Exercise:
Using the records that follow, copy every line containing the word "secretory".
>> BEGIN Material provided
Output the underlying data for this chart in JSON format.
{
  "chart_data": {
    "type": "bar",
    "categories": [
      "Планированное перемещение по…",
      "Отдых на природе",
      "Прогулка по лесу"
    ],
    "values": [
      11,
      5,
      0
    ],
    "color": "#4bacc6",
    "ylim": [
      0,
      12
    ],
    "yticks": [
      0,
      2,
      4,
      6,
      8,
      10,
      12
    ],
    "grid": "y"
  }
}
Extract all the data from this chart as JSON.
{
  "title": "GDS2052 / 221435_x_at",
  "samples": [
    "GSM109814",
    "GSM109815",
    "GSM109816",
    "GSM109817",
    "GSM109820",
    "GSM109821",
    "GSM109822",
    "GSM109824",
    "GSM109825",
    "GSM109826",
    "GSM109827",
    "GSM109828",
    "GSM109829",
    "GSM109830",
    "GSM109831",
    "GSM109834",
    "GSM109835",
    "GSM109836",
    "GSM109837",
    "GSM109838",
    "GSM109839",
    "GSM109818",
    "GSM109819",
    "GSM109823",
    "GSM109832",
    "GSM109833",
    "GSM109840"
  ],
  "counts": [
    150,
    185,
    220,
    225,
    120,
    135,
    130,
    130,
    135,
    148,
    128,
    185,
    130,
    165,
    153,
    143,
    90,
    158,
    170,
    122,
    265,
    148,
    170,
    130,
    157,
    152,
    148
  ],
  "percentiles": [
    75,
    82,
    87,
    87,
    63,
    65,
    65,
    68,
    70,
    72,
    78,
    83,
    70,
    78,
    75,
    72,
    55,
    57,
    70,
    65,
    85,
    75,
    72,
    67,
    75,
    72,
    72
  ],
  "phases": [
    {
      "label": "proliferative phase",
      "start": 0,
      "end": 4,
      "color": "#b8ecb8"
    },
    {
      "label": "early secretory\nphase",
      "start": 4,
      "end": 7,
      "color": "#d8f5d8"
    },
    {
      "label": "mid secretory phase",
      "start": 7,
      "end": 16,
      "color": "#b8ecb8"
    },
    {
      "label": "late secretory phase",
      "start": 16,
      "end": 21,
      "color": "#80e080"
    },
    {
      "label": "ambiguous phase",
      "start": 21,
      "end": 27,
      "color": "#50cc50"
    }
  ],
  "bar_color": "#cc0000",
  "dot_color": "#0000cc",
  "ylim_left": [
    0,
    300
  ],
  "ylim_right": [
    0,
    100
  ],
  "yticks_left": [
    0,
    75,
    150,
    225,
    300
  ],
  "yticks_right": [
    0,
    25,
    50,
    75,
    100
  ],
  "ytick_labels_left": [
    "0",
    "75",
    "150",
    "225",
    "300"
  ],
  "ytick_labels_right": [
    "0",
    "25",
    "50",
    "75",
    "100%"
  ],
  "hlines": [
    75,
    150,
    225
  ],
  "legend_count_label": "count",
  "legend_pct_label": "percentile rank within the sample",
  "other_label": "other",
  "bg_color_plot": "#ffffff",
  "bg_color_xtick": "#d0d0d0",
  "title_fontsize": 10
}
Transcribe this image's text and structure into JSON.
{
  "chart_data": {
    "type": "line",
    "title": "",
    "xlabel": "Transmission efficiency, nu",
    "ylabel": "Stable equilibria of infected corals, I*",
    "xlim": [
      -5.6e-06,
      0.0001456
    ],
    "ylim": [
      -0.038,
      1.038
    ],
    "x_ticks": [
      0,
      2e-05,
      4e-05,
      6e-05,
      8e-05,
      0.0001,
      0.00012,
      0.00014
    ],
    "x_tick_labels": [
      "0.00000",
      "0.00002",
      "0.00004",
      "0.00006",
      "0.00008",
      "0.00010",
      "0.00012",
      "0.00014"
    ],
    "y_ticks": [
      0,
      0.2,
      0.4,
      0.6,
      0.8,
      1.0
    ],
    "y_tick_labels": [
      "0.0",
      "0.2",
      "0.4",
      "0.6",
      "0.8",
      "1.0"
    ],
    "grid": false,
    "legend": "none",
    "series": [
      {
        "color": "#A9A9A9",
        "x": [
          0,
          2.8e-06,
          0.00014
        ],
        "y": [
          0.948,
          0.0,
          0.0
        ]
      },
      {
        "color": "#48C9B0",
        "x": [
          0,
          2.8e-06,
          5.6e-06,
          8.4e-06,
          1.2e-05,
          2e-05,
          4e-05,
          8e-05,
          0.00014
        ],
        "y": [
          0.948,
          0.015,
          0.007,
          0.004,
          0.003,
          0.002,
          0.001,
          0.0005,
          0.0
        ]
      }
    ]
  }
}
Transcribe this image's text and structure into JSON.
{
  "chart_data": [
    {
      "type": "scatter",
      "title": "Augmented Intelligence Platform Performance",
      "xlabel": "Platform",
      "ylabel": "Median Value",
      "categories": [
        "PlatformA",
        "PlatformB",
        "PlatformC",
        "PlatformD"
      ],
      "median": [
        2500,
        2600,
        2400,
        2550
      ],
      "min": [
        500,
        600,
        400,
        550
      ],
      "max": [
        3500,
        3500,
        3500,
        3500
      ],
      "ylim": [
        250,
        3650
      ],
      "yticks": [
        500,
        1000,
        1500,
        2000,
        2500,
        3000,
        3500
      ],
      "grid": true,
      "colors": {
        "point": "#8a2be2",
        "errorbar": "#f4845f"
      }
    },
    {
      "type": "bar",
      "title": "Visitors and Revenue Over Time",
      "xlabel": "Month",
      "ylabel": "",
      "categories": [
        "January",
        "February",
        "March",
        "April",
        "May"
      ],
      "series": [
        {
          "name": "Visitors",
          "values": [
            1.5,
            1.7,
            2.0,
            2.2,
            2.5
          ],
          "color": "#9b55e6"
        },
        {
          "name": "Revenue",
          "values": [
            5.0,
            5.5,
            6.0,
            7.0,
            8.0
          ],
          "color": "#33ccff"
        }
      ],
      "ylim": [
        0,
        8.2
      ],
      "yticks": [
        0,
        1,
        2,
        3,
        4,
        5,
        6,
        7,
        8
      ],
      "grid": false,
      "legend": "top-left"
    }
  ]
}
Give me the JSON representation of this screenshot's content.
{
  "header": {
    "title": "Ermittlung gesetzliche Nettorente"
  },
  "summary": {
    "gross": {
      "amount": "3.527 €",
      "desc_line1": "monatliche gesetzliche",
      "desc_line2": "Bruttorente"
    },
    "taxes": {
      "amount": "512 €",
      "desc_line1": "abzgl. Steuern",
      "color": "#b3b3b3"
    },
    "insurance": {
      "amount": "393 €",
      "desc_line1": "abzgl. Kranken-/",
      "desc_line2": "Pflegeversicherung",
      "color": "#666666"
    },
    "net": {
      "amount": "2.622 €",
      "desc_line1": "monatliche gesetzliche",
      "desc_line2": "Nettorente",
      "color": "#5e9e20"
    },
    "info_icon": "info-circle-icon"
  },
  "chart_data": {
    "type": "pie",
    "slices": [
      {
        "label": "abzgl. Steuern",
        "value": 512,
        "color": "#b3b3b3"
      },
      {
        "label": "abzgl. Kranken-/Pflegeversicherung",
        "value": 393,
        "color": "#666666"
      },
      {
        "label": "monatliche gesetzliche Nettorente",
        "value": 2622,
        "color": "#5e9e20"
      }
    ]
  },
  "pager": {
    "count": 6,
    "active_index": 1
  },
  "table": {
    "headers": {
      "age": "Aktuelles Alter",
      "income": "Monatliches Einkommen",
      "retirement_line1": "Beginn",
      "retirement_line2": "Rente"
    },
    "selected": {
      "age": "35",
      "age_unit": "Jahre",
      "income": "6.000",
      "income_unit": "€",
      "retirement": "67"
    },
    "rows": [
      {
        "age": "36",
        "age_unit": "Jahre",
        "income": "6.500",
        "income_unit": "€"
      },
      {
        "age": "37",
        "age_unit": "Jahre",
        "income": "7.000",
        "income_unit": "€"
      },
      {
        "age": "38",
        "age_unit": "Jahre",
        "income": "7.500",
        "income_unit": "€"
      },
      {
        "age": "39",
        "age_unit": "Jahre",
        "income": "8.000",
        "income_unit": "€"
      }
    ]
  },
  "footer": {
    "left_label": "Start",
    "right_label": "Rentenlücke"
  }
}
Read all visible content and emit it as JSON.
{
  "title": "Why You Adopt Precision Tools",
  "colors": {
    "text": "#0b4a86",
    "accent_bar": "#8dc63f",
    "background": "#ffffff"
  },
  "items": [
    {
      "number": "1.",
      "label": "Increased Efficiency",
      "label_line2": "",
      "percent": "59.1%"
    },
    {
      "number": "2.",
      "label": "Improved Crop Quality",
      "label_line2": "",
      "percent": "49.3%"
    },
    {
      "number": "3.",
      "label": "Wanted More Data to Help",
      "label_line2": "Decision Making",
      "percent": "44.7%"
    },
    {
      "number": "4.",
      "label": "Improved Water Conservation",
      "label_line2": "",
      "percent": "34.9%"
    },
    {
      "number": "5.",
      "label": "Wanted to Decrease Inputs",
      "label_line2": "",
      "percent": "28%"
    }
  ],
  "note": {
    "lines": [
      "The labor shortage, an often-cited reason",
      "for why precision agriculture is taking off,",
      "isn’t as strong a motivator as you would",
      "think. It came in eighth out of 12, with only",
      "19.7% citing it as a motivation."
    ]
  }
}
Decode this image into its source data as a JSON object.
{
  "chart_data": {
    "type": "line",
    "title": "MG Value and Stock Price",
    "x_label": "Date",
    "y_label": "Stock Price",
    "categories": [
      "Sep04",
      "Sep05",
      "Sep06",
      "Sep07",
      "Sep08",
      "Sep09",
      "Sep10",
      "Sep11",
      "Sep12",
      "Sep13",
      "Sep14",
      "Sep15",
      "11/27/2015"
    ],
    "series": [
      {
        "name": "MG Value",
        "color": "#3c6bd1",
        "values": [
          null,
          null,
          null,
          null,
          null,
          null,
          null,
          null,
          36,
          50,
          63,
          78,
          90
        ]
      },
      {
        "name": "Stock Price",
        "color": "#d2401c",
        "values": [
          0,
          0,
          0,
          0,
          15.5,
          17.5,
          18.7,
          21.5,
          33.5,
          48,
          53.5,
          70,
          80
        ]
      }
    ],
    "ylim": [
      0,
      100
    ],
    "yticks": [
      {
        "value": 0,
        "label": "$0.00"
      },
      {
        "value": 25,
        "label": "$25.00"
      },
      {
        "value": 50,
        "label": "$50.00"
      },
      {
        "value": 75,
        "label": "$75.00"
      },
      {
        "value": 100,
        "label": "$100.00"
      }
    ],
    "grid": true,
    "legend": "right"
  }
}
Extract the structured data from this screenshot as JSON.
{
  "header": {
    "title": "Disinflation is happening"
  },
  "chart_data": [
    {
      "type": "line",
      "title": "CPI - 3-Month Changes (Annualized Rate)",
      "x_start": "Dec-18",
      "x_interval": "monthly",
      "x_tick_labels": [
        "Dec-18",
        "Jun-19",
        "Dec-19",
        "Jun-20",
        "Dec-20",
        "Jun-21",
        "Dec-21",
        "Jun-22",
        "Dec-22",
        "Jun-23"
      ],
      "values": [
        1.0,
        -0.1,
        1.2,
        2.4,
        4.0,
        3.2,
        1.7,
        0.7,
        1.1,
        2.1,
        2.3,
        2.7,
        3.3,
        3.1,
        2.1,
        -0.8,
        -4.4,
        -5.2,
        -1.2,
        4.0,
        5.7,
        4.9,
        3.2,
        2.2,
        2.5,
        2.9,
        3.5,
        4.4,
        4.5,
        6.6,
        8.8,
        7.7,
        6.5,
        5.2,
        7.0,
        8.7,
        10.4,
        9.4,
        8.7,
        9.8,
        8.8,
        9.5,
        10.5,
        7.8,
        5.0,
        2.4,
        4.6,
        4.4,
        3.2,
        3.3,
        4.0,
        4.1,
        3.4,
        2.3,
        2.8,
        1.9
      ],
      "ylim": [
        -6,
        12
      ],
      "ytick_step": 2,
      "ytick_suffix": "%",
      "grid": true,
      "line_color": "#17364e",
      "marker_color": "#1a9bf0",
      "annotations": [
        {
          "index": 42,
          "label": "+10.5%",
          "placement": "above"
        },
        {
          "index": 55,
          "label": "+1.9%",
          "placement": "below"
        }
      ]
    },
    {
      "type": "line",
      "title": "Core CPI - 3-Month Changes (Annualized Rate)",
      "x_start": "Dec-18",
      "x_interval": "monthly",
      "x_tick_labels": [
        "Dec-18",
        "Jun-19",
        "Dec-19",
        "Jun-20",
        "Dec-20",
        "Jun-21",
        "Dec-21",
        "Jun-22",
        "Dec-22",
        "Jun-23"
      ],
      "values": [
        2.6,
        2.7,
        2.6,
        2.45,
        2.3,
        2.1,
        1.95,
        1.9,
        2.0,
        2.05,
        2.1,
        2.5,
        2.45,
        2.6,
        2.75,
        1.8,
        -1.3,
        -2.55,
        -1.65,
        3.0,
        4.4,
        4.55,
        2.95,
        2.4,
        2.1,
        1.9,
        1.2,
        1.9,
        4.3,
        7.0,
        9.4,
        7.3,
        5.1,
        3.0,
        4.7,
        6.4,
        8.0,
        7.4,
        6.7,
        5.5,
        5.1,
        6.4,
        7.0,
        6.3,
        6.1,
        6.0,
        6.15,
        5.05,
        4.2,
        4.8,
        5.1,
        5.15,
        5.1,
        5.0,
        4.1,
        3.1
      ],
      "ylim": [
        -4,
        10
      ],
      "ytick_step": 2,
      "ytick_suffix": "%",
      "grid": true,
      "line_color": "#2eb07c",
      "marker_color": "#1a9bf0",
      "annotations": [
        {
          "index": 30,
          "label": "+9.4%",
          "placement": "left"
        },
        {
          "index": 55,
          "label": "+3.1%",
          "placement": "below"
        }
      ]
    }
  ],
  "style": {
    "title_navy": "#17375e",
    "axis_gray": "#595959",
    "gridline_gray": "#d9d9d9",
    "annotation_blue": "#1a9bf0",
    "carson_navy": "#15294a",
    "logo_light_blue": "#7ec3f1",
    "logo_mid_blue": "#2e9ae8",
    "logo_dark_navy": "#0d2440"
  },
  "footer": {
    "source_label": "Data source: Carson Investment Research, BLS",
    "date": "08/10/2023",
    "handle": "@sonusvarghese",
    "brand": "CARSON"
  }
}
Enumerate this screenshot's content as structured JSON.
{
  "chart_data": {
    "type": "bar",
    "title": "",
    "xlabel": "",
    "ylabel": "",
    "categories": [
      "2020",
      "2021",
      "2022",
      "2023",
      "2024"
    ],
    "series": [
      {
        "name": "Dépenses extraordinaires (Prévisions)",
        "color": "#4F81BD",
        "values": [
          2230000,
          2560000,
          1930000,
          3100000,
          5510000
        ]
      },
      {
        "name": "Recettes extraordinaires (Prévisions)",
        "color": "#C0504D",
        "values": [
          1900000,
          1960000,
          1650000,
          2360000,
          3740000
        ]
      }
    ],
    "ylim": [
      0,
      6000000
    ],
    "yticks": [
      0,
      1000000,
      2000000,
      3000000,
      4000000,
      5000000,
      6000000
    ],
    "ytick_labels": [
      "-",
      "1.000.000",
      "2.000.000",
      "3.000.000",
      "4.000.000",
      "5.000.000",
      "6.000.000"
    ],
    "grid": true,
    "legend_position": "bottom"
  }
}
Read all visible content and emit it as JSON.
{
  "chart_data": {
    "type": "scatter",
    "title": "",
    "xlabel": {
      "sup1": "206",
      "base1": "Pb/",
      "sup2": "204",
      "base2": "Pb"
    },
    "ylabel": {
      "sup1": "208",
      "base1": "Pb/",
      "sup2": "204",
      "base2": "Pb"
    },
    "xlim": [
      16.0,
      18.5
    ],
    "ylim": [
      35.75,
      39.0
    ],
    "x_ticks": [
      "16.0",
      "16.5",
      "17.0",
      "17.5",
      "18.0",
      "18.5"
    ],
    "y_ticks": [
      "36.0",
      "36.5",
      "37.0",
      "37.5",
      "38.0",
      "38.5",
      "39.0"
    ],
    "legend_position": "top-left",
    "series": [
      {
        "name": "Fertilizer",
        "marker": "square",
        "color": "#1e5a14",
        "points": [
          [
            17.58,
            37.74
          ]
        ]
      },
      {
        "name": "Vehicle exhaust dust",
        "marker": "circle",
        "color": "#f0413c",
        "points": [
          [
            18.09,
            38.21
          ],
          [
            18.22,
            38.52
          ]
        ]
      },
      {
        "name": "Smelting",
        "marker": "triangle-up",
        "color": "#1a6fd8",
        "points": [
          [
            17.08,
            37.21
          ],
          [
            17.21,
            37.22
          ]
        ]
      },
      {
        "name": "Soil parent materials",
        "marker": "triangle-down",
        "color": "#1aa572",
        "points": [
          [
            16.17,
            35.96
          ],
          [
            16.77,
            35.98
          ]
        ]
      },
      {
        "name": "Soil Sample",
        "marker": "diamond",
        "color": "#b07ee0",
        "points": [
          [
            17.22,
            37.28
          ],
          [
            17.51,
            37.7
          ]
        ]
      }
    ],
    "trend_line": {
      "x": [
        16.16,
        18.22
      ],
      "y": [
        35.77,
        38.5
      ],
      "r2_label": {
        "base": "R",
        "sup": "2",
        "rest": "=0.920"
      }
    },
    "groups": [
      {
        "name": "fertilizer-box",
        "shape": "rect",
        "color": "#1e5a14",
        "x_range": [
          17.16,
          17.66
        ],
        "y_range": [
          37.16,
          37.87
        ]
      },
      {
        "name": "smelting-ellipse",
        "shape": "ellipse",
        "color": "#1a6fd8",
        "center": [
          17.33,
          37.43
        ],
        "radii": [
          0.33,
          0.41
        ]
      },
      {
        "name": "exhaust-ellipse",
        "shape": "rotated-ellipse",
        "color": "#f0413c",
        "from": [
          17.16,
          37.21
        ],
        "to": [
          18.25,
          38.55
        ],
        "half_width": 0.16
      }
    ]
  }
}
>> END Material provided
Complete answer:
      "label": "early secretory\nphase",
      "label": "mid secretory phase",
      "label": "late secretory phase",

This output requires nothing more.